— start Given records —

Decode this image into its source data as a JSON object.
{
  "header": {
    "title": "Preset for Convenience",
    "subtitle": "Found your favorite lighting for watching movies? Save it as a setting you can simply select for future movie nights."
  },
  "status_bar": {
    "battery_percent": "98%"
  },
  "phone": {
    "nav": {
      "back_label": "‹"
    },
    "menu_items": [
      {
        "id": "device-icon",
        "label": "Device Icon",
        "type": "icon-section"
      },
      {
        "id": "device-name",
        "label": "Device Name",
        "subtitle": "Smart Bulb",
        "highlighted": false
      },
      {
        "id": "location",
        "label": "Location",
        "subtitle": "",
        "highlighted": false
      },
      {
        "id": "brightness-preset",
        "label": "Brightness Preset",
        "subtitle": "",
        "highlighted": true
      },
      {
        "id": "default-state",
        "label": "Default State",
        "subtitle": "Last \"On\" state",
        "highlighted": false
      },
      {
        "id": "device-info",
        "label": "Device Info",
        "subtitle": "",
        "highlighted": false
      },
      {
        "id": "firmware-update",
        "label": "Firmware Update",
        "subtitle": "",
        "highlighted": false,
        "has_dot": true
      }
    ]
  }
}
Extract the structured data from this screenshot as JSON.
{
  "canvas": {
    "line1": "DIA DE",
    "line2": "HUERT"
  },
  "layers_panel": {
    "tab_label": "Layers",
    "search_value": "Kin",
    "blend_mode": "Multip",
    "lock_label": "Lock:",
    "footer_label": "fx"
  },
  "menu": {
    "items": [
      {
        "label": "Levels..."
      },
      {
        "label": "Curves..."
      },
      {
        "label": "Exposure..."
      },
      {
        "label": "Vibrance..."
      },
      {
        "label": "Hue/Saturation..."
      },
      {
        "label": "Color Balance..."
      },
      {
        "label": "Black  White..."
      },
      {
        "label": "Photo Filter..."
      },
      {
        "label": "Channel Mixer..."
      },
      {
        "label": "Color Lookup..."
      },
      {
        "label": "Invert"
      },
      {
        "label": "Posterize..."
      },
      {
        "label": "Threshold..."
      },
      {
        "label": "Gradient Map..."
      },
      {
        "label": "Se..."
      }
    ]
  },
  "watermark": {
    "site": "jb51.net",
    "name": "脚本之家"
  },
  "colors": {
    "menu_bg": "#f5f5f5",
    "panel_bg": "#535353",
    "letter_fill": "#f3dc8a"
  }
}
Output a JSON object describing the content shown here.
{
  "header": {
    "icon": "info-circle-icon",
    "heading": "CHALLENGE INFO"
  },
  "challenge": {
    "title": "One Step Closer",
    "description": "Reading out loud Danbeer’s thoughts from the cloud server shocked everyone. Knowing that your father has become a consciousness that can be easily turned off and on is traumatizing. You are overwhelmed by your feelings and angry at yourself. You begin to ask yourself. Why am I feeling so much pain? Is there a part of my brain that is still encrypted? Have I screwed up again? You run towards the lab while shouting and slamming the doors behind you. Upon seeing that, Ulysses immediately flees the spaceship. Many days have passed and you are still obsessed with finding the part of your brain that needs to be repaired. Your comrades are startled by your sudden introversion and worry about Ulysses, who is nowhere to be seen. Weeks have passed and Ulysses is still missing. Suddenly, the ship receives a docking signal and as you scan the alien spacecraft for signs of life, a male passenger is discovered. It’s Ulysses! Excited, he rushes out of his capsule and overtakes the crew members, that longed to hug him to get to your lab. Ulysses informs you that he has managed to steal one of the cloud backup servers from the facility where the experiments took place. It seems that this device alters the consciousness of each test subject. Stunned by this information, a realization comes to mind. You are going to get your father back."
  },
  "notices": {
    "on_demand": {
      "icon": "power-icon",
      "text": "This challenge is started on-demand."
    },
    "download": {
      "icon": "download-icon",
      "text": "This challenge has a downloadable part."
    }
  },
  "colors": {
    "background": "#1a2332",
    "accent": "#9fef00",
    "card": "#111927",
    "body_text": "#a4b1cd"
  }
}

— end Given records —

Exercise instructions
Identify and copy lines that hold the string "data".

Answer to the exercise
Decode this image into its source data as a JSON object.
Extract the structured data from this screenshot as JSON.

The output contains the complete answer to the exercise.